_WORK REQUIRED:_ How many lines in the listing below include the word "四川省南充市嘉陵第一中学"? Reply with the count alone.

_SUPPLIED INFORMATION:_
::::::::::

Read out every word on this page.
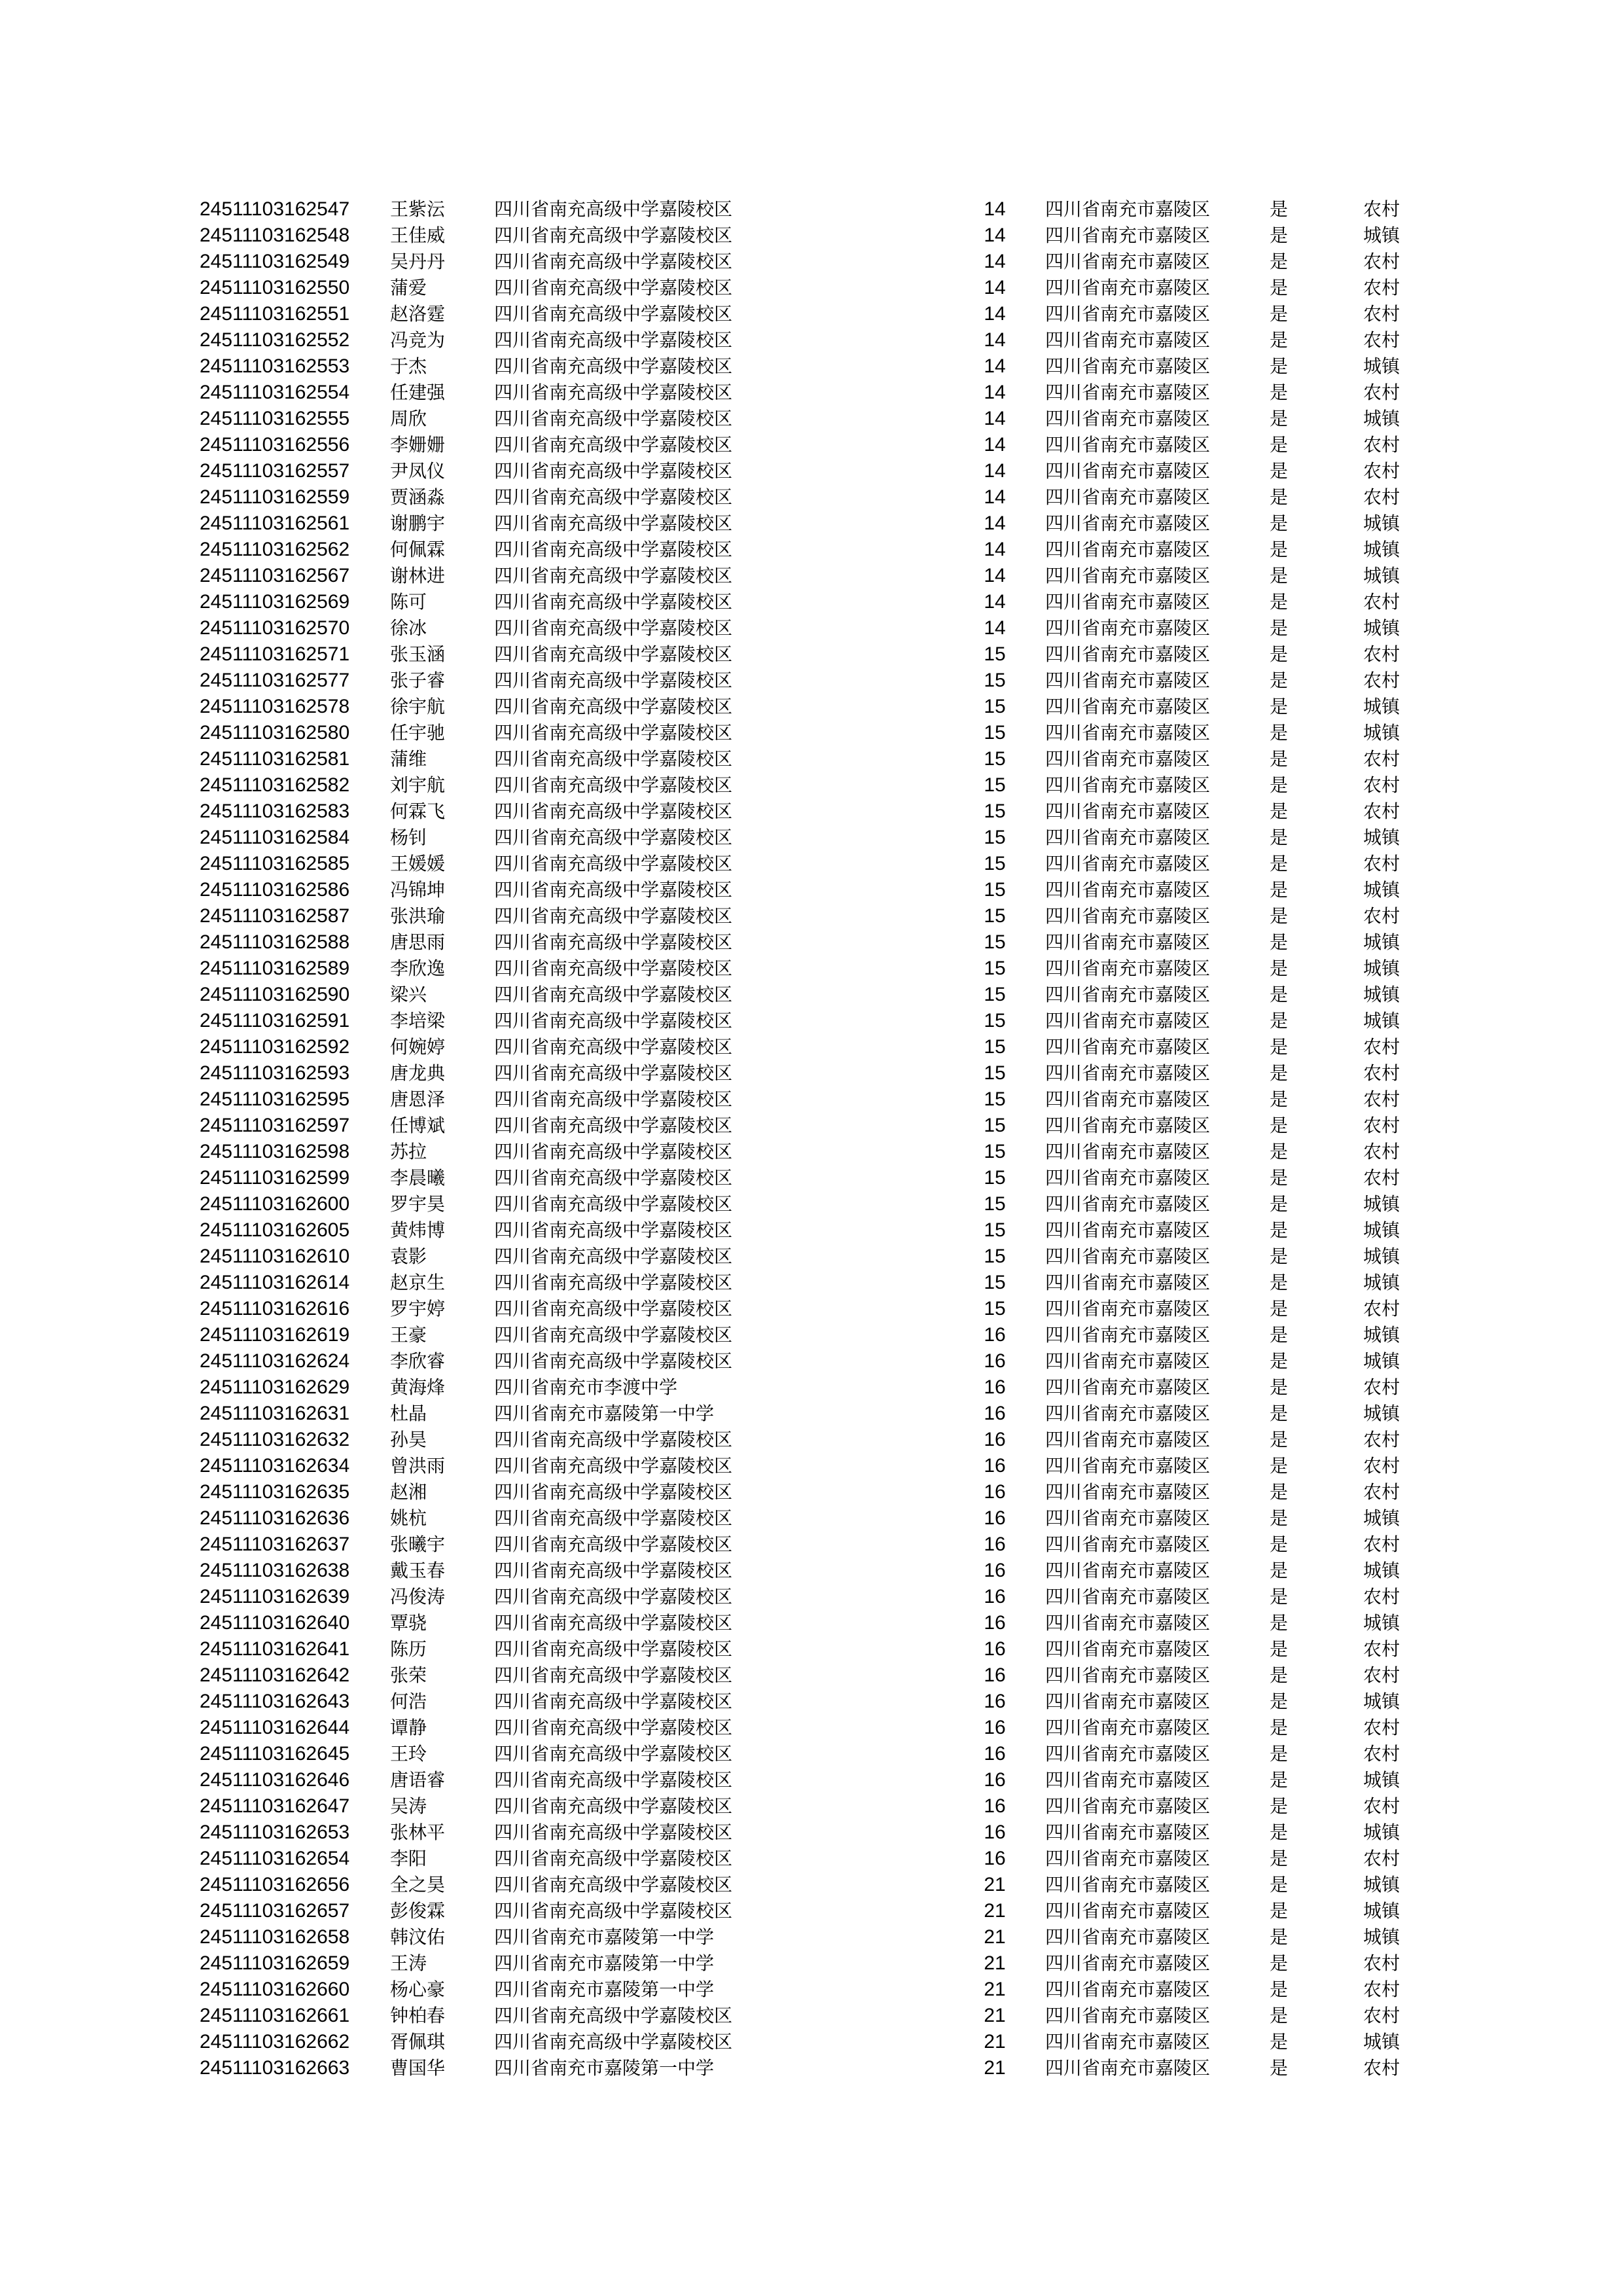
24511103162547 王紫沄	四川省南充高级中学嘉陵校区	14	四川省南充市嘉陵区	是	农村
24511103162548 王佳威	四川省南充高级中学嘉陵校区	14	四川省南充市嘉陵区	是	城镇
24511103162549 吴丹丹	四川省南充高级中学嘉陵校区	14	四川省南充市嘉陵区	是	农村
24511103162550 蒲爱	四川省南充高级中学嘉陵校区	14	四川省南充市嘉陵区	是	农村
24511103162551 赵洛霆	四川省南充高级中学嘉陵校区	14	四川省南充市嘉陵区	是	农村
24511103162552 冯竞为	四川省南充高级中学嘉陵校区	14	四川省南充市嘉陵区	是	农村
24511103162553 于杰	四川省南充高级中学嘉陵校区	14	四川省南充市嘉陵区	是	城镇
24511103162554 任建强	四川省南充高级中学嘉陵校区	14	四川省南充市嘉陵区	是	农村
24511103162555 周欣	四川省南充高级中学嘉陵校区	14	四川省南充市嘉陵区	是	城镇
24511103162556 李姗姗	四川省南充高级中学嘉陵校区	14	四川省南充市嘉陵区	是	农村
24511103162557 尹凤仪	四川省南充高级中学嘉陵校区	14	四川省南充市嘉陵区	是	农村
24511103162559 贾涵淼	四川省南充高级中学嘉陵校区	14	四川省南充市嘉陵区	是	农村
24511103162561 谢鹏宇	四川省南充高级中学嘉陵校区	14	四川省南充市嘉陵区	是	城镇
24511103162562 何佩霖	四川省南充高级中学嘉陵校区	14	四川省南充市嘉陵区	是	城镇
24511103162567 谢林进	四川省南充高级中学嘉陵校区	14	四川省南充市嘉陵区	是	城镇
24511103162569 陈可	四川省南充高级中学嘉陵校区	14	四川省南充市嘉陵区	是	农村
24511103162570 徐冰	四川省南充高级中学嘉陵校区	14	四川省南充市嘉陵区	是	城镇
24511103162571 张玉涵	四川省南充高级中学嘉陵校区	15	四川省南充市嘉陵区	是	农村
24511103162577 张子睿	四川省南充高级中学嘉陵校区	15	四川省南充市嘉陵区	是	农村
24511103162578 徐宇航	四川省南充高级中学嘉陵校区	15	四川省南充市嘉陵区	是	城镇
24511103162580 任宇驰	四川省南充高级中学嘉陵校区	15	四川省南充市嘉陵区	是	城镇
24511103162581 蒲维	四川省南充高级中学嘉陵校区	15	四川省南充市嘉陵区	是	农村
24511103162582 刘宇航	四川省南充高级中学嘉陵校区	15	四川省南充市嘉陵区	是	农村
24511103162583 何霖飞	四川省南充高级中学嘉陵校区	15	四川省南充市嘉陵区	是	农村
24511103162584 杨钊	四川省南充高级中学嘉陵校区	15	四川省南充市嘉陵区	是	城镇
24511103162585 王媛媛	四川省南充高级中学嘉陵校区	15	四川省南充市嘉陵区	是	农村
24511103162586 冯锦坤	四川省南充高级中学嘉陵校区	15	四川省南充市嘉陵区	是	城镇
24511103162587 张洪瑜	四川省南充高级中学嘉陵校区	15	四川省南充市嘉陵区	是	农村
24511103162588 唐思雨	四川省南充高级中学嘉陵校区	15	四川省南充市嘉陵区	是	城镇
24511103162589 李欣逸	四川省南充高级中学嘉陵校区	15	四川省南充市嘉陵区	是	城镇
24511103162590 梁兴	四川省南充高级中学嘉陵校区	15	四川省南充市嘉陵区	是	城镇
24511103162591 李培梁	四川省南充高级中学嘉陵校区	15	四川省南充市嘉陵区	是	城镇
24511103162592 何婉婷	四川省南充高级中学嘉陵校区	15	四川省南充市嘉陵区	是	农村
24511103162593 唐龙典	四川省南充高级中学嘉陵校区	15	四川省南充市嘉陵区	是	农村
24511103162595 唐恩泽	四川省南充高级中学嘉陵校区	15	四川省南充市嘉陵区	是	农村
24511103162597 任博斌	四川省南充高级中学嘉陵校区	15	四川省南充市嘉陵区	是	农村
24511103162598 苏拉	四川省南充高级中学嘉陵校区	15	四川省南充市嘉陵区	是	农村
24511103162599 李晨曦	四川省南充高级中学嘉陵校区	15	四川省南充市嘉陵区	是	农村
24511103162600 罗宇昊	四川省南充高级中学嘉陵校区	15	四川省南充市嘉陵区	是	城镇
24511103162605 黄炜博	四川省南充高级中学嘉陵校区	15	四川省南充市嘉陵区	是	城镇
24511103162610 袁影	四川省南充高级中学嘉陵校区	15	四川省南充市嘉陵区	是	城镇
24511103162614 赵京生	四川省南充高级中学嘉陵校区	15	四川省南充市嘉陵区	是	城镇
24511103162616 罗宇婷	四川省南充高级中学嘉陵校区	15	四川省南充市嘉陵区	是	农村
24511103162619 王豪	四川省南充高级中学嘉陵校区	16	四川省南充市嘉陵区	是	城镇
24511103162624 李欣睿	四川省南充高级中学嘉陵校区	16	四川省南充市嘉陵区	是	城镇
24511103162629 黄海烽	四川省南充市李渡中学	16	四川省南充市嘉陵区	是	农村
24511103162631 杜晶	四川省南充市嘉陵第一中学	16	四川省南充市嘉陵区	是	城镇
24511103162632 孙昊	四川省南充高级中学嘉陵校区	16	四川省南充市嘉陵区	是	农村
24511103162634 曾洪雨	四川省南充高级中学嘉陵校区	16	四川省南充市嘉陵区	是	农村
24511103162635 赵湘	四川省南充高级中学嘉陵校区	16	四川省南充市嘉陵区	是	农村
24511103162636 姚杭	四川省南充高级中学嘉陵校区	16	四川省南充市嘉陵区	是	城镇
24511103162637 张曦宇	四川省南充高级中学嘉陵校区	16	四川省南充市嘉陵区	是	农村
24511103162638 戴玉春	四川省南充高级中学嘉陵校区	16	四川省南充市嘉陵区	是	城镇
24511103162639 冯俊涛	四川省南充高级中学嘉陵校区	16	四川省南充市嘉陵区	是	农村
24511103162640 覃骁	四川省南充高级中学嘉陵校区	16	四川省南充市嘉陵区	是	城镇
24511103162641 陈历	四川省南充高级中学嘉陵校区	16	四川省南充市嘉陵区	是	农村
24511103162642 张荣	四川省南充高级中学嘉陵校区	16	四川省南充市嘉陵区	是	农村
24511103162643 何浩	四川省南充高级中学嘉陵校区	16	四川省南充市嘉陵区	是	城镇
24511103162644 谭静	四川省南充高级中学嘉陵校区	16	四川省南充市嘉陵区	是	农村
24511103162645 王玲	四川省南充高级中学嘉陵校区	16	四川省南充市嘉陵区	是	农村
24511103162646 唐语睿	四川省南充高级中学嘉陵校区	16	四川省南充市嘉陵区	是	城镇
24511103162647 吴涛	四川省南充高级中学嘉陵校区	16	四川省南充市嘉陵区	是	农村
24511103162653 张林平	四川省南充高级中学嘉陵校区	16	四川省南充市嘉陵区	是	城镇
24511103162654 李阳	四川省南充高级中学嘉陵校区	16	四川省南充市嘉陵区	是	农村
24511103162656 全之昊	四川省南充高级中学嘉陵校区	21	四川省南充市嘉陵区	是	城镇
24511103162657 彭俊霖	四川省南充高级中学嘉陵校区	21	四川省南充市嘉陵区	是	城镇
24511103162658 韩汶佑	四川省南充市嘉陵第一中学	21	四川省南充市嘉陵区	是	城镇
24511103162659 王涛	四川省南充市嘉陵第一中学	21	四川省南充市嘉陵区	是	农村
24511103162660 杨心豪	四川省南充市嘉陵第一中学	21	四川省南充市嘉陵区	是	农村
24511103162661 钟柏春	四川省南充高级中学嘉陵校区	21	四川省南充市嘉陵区	是	农村
24511103162662 胥佩琪	四川省南充高级中学嘉陵校区	21	四川省南充市嘉陵区	是	城镇
24511103162663 曹国华	四川省南充市嘉陵第一中学	21	四川省南充市嘉陵区	是	农村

::::::::::

_ANSWER TO THE PROBLEM:_ 5